(Supplied passage):
■ ■ ■ ■ ■ ■ ■

Re: The Kendall Trap
« Reply #25 on: 01/03/18, 06:07 PM »

Happy New Year Charlie!
I like your energy with this and have some feedback that I think will help contextualize Kendall in the history of avalanche fatalities of Snoqualmie Pass:

Since 1957 there have been 26 Avalanche Fatalities and several dozen documented near misses.
Sites where the fatalities have occurred are:
Source Lake/Alpental Valley- 12
Granite Mountain                  6
Red Mountain                       3
Mt Garfield                           2
Silver Peak                           1
Kendall                                1
I-90                                     1

I think giving Kendall the weight for this one tragic accident does a disservice to much more dangerous areas in the Snoqualmie Pass area.

The 2010 accident when examined as a case study reveals evidence of wind transport in your photo making missed visual clues part of the trap that you refer to.

■ ■ ■ ■ ■ ■ ■

(Items listed in a dataset)
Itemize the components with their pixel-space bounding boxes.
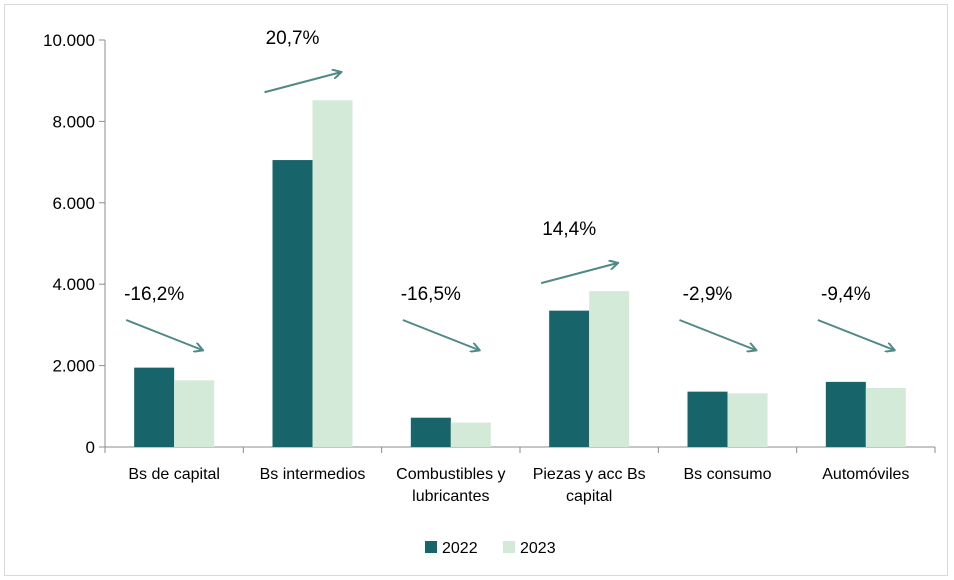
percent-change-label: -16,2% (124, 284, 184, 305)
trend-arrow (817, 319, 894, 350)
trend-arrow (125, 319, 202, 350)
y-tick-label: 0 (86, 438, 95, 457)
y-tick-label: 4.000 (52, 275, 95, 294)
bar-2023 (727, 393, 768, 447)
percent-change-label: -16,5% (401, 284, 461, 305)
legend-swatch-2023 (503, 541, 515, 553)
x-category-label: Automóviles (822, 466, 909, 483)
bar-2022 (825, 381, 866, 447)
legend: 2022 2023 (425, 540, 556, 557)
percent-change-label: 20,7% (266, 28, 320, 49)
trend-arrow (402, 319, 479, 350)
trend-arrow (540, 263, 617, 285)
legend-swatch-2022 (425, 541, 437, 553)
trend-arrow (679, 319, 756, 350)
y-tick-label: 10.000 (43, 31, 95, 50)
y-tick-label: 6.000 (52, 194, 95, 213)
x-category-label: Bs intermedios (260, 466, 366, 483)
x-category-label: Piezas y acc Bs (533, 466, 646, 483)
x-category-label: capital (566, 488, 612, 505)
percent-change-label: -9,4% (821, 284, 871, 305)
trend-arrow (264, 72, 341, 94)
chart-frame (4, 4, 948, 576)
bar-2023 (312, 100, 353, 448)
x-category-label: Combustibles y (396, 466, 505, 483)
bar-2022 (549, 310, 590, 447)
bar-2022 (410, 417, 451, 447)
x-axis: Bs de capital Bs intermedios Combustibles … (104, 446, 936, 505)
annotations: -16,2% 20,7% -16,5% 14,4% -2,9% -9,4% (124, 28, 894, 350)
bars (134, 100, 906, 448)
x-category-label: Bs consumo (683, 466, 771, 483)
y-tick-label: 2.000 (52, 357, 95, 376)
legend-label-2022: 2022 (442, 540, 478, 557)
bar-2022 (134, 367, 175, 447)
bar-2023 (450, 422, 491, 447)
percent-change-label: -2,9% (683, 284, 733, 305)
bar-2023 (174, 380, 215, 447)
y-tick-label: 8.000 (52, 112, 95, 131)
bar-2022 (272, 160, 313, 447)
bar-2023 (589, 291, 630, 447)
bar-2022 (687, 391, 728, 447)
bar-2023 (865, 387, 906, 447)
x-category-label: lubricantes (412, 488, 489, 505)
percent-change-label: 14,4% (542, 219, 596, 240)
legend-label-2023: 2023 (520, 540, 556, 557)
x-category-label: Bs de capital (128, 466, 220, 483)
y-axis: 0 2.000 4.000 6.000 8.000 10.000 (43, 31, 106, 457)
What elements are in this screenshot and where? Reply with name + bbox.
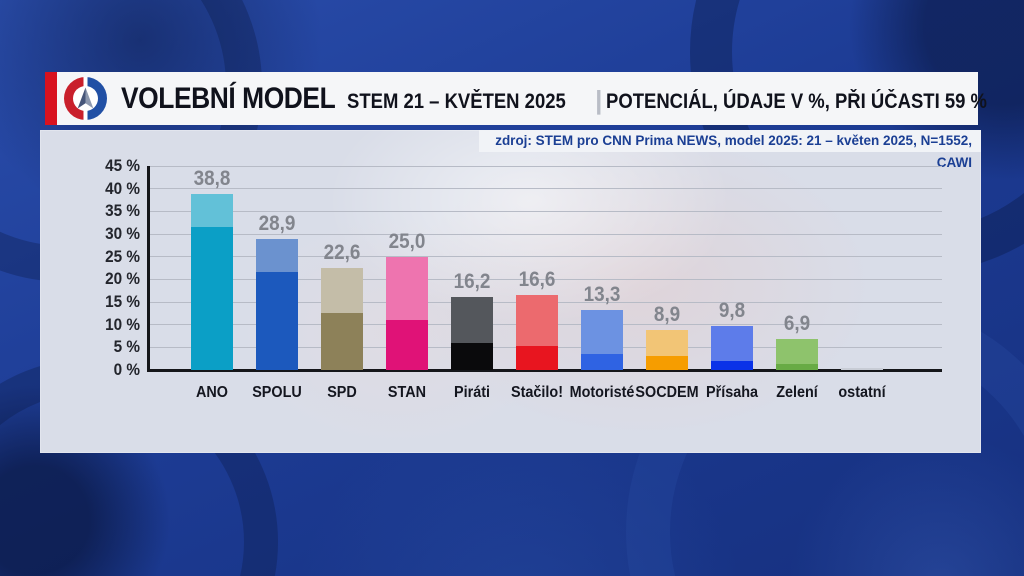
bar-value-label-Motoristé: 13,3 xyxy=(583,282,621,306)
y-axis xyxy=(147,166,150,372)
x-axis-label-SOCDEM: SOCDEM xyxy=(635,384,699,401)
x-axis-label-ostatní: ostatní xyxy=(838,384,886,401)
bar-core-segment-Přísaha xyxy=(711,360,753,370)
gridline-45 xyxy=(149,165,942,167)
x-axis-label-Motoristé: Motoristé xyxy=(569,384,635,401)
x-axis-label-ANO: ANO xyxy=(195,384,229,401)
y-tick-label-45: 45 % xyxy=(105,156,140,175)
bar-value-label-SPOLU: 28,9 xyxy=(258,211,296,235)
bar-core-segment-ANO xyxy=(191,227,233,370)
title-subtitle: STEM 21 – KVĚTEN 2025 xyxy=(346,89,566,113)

■ ■ ■ ■ ■ ■ ■

(Set tasks):
(a) Retype the rows from the one containing "percent-change-label: -16,2% (124, 284, 184, 305)" through the one containing "bar-2023 (450, 422, 491, 447)", inclusive, with each row copied verbatim.
(b) Write what comes next in the forum reply about avalanche fatalities at Snoqualmie Pass, picking up after its last sentence.

(The results):
(a)
percent-change-label: -16,2% (124, 284, 184, 305)
trend-arrow (817, 319, 894, 350)
trend-arrow (125, 319, 202, 350)
y-tick-label: 0 (86, 438, 95, 457)
y-tick-label: 4.000 (52, 275, 95, 294)
bar-2023 (727, 393, 768, 447)
percent-change-label: -16,5% (401, 284, 461, 305)
legend-swatch-2023 (503, 541, 515, 553)
x-category-label: Automóviles (822, 466, 909, 483)
bar-2022 (825, 381, 866, 447)
legend: 2022 2023 (425, 540, 556, 557)
percent-change-label: 20,7% (266, 28, 320, 49)
trend-arrow (402, 319, 479, 350)
trend-arrow (540, 263, 617, 285)
legend-swatch-2022 (425, 541, 437, 553)
trend-arrow (679, 319, 756, 350)
y-tick-label: 10.000 (43, 31, 95, 50)
y-tick-label: 6.000 (52, 194, 95, 213)
x-category-label: Bs intermedios (260, 466, 366, 483)
x-category-label: Piezas y acc Bs (533, 466, 646, 483)
x-category-label: capital (566, 488, 612, 505)
percent-change-label: -9,4% (821, 284, 871, 305)
trend-arrow (264, 72, 341, 94)
chart-frame (4, 4, 948, 576)
bar-2023 (312, 100, 353, 448)
x-category-label: Combustibles y (396, 466, 505, 483)
bar-2022 (549, 310, 590, 447)
bar-2022 (410, 417, 451, 447)
x-axis: Bs de capital Bs intermedios Combustibles … (104, 446, 936, 505)
annotations: -16,2% 20,7% -16,5% 14,4% -2,9% -9,4% (124, 28, 894, 350)
bars (134, 100, 906, 448)
x-category-label: Bs consumo (683, 466, 771, 483)
y-tick-label: 2.000 (52, 357, 95, 376)
legend-label-2022: 2022 (442, 540, 478, 557)
bar-2022 (134, 367, 175, 447)
bar-2023 (450, 422, 491, 447)

(b)
It really is the 'Honey Trap' where cognitive bias that allows us to see something attractive and overlook the threat. Barry Blanchard said it best when describing his failed attempt on Nanga Parbat,'It was like having sex with death.' The immediate pleasure discounts the looming threat.

I would leave out suggested terrain since it is off topic of your project and requires more attention to detail.

The Snoqualmie Guidebook uses the ATES scale to describe the different zones and when you look at Kendall, the Knob and Kendall Trees are the only areas that actually offers Simple terrain. Any terrain on the west is very exposed to avalanche hazard. The Swathe was a result of a 1990 avalanche cycle that created the Phantom so all the tree skiing with the open slopes above could one day become another D4 slide path.

Keep up the good work!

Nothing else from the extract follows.